→ Data to use
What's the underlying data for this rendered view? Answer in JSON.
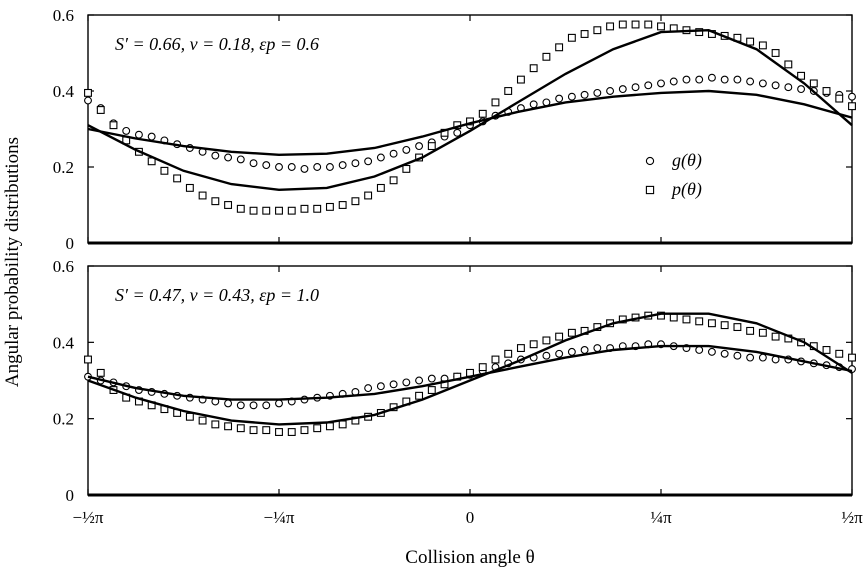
{
  "figure": {
    "ylabel": "Angular probability distributions",
    "xlabel": "Collision angle θ"
  },
  "chart_data": [
    {
      "type": "scatter",
      "panel": "top",
      "annotation": "S′ = 0.66, ν = 0.18, εp = 0.6",
      "xlim": [
        -1.5708,
        1.5708
      ],
      "ylim": [
        0,
        0.6
      ],
      "yticks": [
        "0",
        "0.2",
        "0.4",
        "0.6"
      ],
      "grid": false,
      "legend": {
        "position": "right-middle",
        "entries": [
          "g(θ)",
          "p(θ)"
        ]
      },
      "series": [
        {
          "name": "g(θ)",
          "marker": "circle",
          "x": [
            -1.5708,
            -1.5184,
            -1.466,
            -1.4137,
            -1.3614,
            -1.309,
            -1.2566,
            -1.2043,
            -1.1519,
            -1.0996,
            -1.0472,
            -0.9948,
            -0.9425,
            -0.8901,
            -0.8378,
            -0.7854,
            -0.733,
            -0.6807,
            -0.6283,
            -0.576,
            -0.5236,
            -0.4712,
            -0.4189,
            -0.3665,
            -0.3142,
            -0.2618,
            -0.2094,
            -0.1571,
            -0.1047,
            -0.0524,
            0.0,
            0.0524,
            0.1047,
            0.1571,
            0.2094,
            0.2618,
            0.3142,
            0.3665,
            0.4189,
            0.4712,
            0.5236,
            0.576,
            0.6283,
            0.6807,
            0.733,
            0.7854,
            0.8378,
            0.8901,
            0.9425,
            0.9948,
            1.0472,
            1.0996,
            1.1519,
            1.2043,
            1.2566,
            1.309,
            1.3614,
            1.4137,
            1.466,
            1.5184,
            1.5708
          ],
          "y": [
            0.375,
            0.355,
            0.315,
            0.295,
            0.285,
            0.28,
            0.27,
            0.26,
            0.25,
            0.24,
            0.23,
            0.225,
            0.22,
            0.21,
            0.205,
            0.2,
            0.2,
            0.195,
            0.2,
            0.2,
            0.205,
            0.21,
            0.215,
            0.225,
            0.235,
            0.245,
            0.255,
            0.265,
            0.28,
            0.29,
            0.31,
            0.32,
            0.335,
            0.345,
            0.355,
            0.365,
            0.37,
            0.38,
            0.385,
            0.39,
            0.395,
            0.4,
            0.405,
            0.41,
            0.415,
            0.42,
            0.425,
            0.43,
            0.43,
            0.435,
            0.43,
            0.43,
            0.425,
            0.42,
            0.415,
            0.41,
            0.405,
            0.4,
            0.395,
            0.39,
            0.385
          ]
        },
        {
          "name": "p(θ)",
          "marker": "square",
          "x": [
            -1.5708,
            -1.5184,
            -1.466,
            -1.4137,
            -1.3614,
            -1.309,
            -1.2566,
            -1.2043,
            -1.1519,
            -1.0996,
            -1.0472,
            -0.9948,
            -0.9425,
            -0.8901,
            -0.8378,
            -0.7854,
            -0.733,
            -0.6807,
            -0.6283,
            -0.576,
            -0.5236,
            -0.4712,
            -0.4189,
            -0.3665,
            -0.3142,
            -0.2618,
            -0.2094,
            -0.1571,
            -0.1047,
            -0.0524,
            0.0,
            0.0524,
            0.1047,
            0.1571,
            0.2094,
            0.2618,
            0.3142,
            0.3665,
            0.4189,
            0.4712,
            0.5236,
            0.576,
            0.6283,
            0.6807,
            0.733,
            0.7854,
            0.8378,
            0.8901,
            0.9425,
            0.9948,
            1.0472,
            1.0996,
            1.1519,
            1.2043,
            1.2566,
            1.309,
            1.3614,
            1.4137,
            1.466,
            1.5184,
            1.5708
          ],
          "y": [
            0.395,
            0.35,
            0.31,
            0.27,
            0.24,
            0.215,
            0.19,
            0.17,
            0.145,
            0.125,
            0.11,
            0.1,
            0.09,
            0.085,
            0.085,
            0.085,
            0.085,
            0.09,
            0.09,
            0.095,
            0.1,
            0.11,
            0.125,
            0.145,
            0.165,
            0.195,
            0.225,
            0.255,
            0.29,
            0.31,
            0.32,
            0.34,
            0.37,
            0.4,
            0.43,
            0.46,
            0.49,
            0.515,
            0.54,
            0.55,
            0.56,
            0.57,
            0.575,
            0.575,
            0.575,
            0.57,
            0.565,
            0.56,
            0.555,
            0.55,
            0.545,
            0.54,
            0.53,
            0.52,
            0.5,
            0.47,
            0.44,
            0.42,
            0.4,
            0.38,
            0.36
          ]
        },
        {
          "name": "",
          "marker": "line",
          "role": "g-theory",
          "x": [
            -1.5708,
            -1.3744,
            -1.1781,
            -0.9817,
            -0.7854,
            -0.589,
            -0.3927,
            -0.1963,
            0.0,
            0.1963,
            0.3927,
            0.589,
            0.7854,
            0.9817,
            1.1781,
            1.3744,
            1.5708
          ],
          "y": [
            0.3,
            0.275,
            0.255,
            0.24,
            0.232,
            0.235,
            0.25,
            0.28,
            0.315,
            0.345,
            0.37,
            0.385,
            0.395,
            0.4,
            0.39,
            0.365,
            0.33
          ]
        },
        {
          "name": "",
          "marker": "line",
          "role": "p-theory",
          "x": [
            -1.5708,
            -1.3744,
            -1.1781,
            -0.9817,
            -0.7854,
            -0.589,
            -0.3927,
            -0.1963,
            0.0,
            0.1963,
            0.3927,
            0.589,
            0.7854,
            0.9817,
            1.1781,
            1.3744,
            1.5708
          ],
          "y": [
            0.31,
            0.245,
            0.19,
            0.155,
            0.14,
            0.145,
            0.175,
            0.225,
            0.295,
            0.37,
            0.445,
            0.51,
            0.555,
            0.56,
            0.51,
            0.42,
            0.31
          ]
        }
      ]
    },
    {
      "type": "scatter",
      "panel": "bottom",
      "annotation": "S′ = 0.47, ν = 0.43, εp = 1.0",
      "xlim": [
        -1.5708,
        1.5708
      ],
      "ylim": [
        0,
        0.6
      ],
      "yticks": [
        "0",
        "0.2",
        "0.4",
        "0.6"
      ],
      "xticks": [
        "−½π",
        "−¼π",
        "0",
        "¼π",
        "½π"
      ],
      "grid": false,
      "series": [
        {
          "name": "g(θ)",
          "marker": "circle",
          "x": [
            -1.5708,
            -1.5184,
            -1.466,
            -1.4137,
            -1.3614,
            -1.309,
            -1.2566,
            -1.2043,
            -1.1519,
            -1.0996,
            -1.0472,
            -0.9948,
            -0.9425,
            -0.8901,
            -0.8378,
            -0.7854,
            -0.733,
            -0.6807,
            -0.6283,
            -0.576,
            -0.5236,
            -0.4712,
            -0.4189,
            -0.3665,
            -0.3142,
            -0.2618,
            -0.2094,
            -0.1571,
            -0.1047,
            -0.0524,
            0.0,
            0.0524,
            0.1047,
            0.1571,
            0.2094,
            0.2618,
            0.3142,
            0.3665,
            0.4189,
            0.4712,
            0.5236,
            0.576,
            0.6283,
            0.6807,
            0.733,
            0.7854,
            0.8378,
            0.8901,
            0.9425,
            0.9948,
            1.0472,
            1.0996,
            1.1519,
            1.2043,
            1.2566,
            1.309,
            1.3614,
            1.4137,
            1.466,
            1.5184,
            1.5708
          ],
          "y": [
            0.31,
            0.3,
            0.295,
            0.285,
            0.275,
            0.27,
            0.265,
            0.26,
            0.255,
            0.25,
            0.245,
            0.24,
            0.235,
            0.235,
            0.235,
            0.24,
            0.245,
            0.25,
            0.255,
            0.26,
            0.265,
            0.27,
            0.28,
            0.285,
            0.29,
            0.295,
            0.3,
            0.305,
            0.305,
            0.31,
            0.315,
            0.325,
            0.335,
            0.345,
            0.355,
            0.36,
            0.365,
            0.37,
            0.375,
            0.38,
            0.385,
            0.385,
            0.39,
            0.39,
            0.395,
            0.395,
            0.39,
            0.385,
            0.38,
            0.375,
            0.37,
            0.365,
            0.36,
            0.36,
            0.355,
            0.355,
            0.35,
            0.345,
            0.34,
            0.335,
            0.33
          ]
        },
        {
          "name": "p(θ)",
          "marker": "square",
          "x": [
            -1.5708,
            -1.5184,
            -1.466,
            -1.4137,
            -1.3614,
            -1.309,
            -1.2566,
            -1.2043,
            -1.1519,
            -1.0996,
            -1.0472,
            -0.9948,
            -0.9425,
            -0.8901,
            -0.8378,
            -0.7854,
            -0.733,
            -0.6807,
            -0.6283,
            -0.576,
            -0.5236,
            -0.4712,
            -0.4189,
            -0.3665,
            -0.3142,
            -0.2618,
            -0.2094,
            -0.1571,
            -0.1047,
            -0.0524,
            0.0,
            0.0524,
            0.1047,
            0.1571,
            0.2094,
            0.2618,
            0.3142,
            0.3665,
            0.4189,
            0.4712,
            0.5236,
            0.576,
            0.6283,
            0.6807,
            0.733,
            0.7854,
            0.8378,
            0.8901,
            0.9425,
            0.9948,
            1.0472,
            1.0996,
            1.1519,
            1.2043,
            1.2566,
            1.309,
            1.3614,
            1.4137,
            1.466,
            1.5184,
            1.5708
          ],
          "y": [
            0.355,
            0.32,
            0.275,
            0.255,
            0.245,
            0.235,
            0.225,
            0.215,
            0.205,
            0.195,
            0.185,
            0.18,
            0.175,
            0.17,
            0.17,
            0.165,
            0.165,
            0.17,
            0.175,
            0.18,
            0.185,
            0.195,
            0.205,
            0.215,
            0.23,
            0.245,
            0.26,
            0.275,
            0.29,
            0.31,
            0.32,
            0.335,
            0.355,
            0.37,
            0.385,
            0.395,
            0.405,
            0.415,
            0.425,
            0.43,
            0.44,
            0.45,
            0.46,
            0.465,
            0.47,
            0.47,
            0.465,
            0.46,
            0.455,
            0.45,
            0.445,
            0.44,
            0.43,
            0.425,
            0.415,
            0.41,
            0.4,
            0.39,
            0.38,
            0.37,
            0.36
          ]
        },
        {
          "name": "",
          "marker": "line",
          "role": "g-theory",
          "x": [
            -1.5708,
            -1.3744,
            -1.1781,
            -0.9817,
            -0.7854,
            -0.589,
            -0.3927,
            -0.1963,
            0.0,
            0.1963,
            0.3927,
            0.589,
            0.7854,
            0.9817,
            1.1781,
            1.3744,
            1.5708
          ],
          "y": [
            0.31,
            0.28,
            0.26,
            0.25,
            0.25,
            0.255,
            0.265,
            0.285,
            0.31,
            0.335,
            0.36,
            0.38,
            0.39,
            0.39,
            0.375,
            0.35,
            0.325
          ]
        },
        {
          "name": "",
          "marker": "line",
          "role": "p-theory",
          "x": [
            -1.5708,
            -1.3744,
            -1.1781,
            -0.9817,
            -0.7854,
            -0.589,
            -0.3927,
            -0.1963,
            0.0,
            0.1963,
            0.3927,
            0.589,
            0.7854,
            0.9817,
            1.1781,
            1.3744,
            1.5708
          ],
          "y": [
            0.3,
            0.255,
            0.22,
            0.195,
            0.185,
            0.19,
            0.21,
            0.25,
            0.3,
            0.35,
            0.405,
            0.45,
            0.475,
            0.475,
            0.45,
            0.4,
            0.32
          ]
        }
      ]
    }
  ]
}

→ Directions for this task
Check each line of the material above for "annotation" and say how many lines contain it, giving the number alone.

→ Written response
2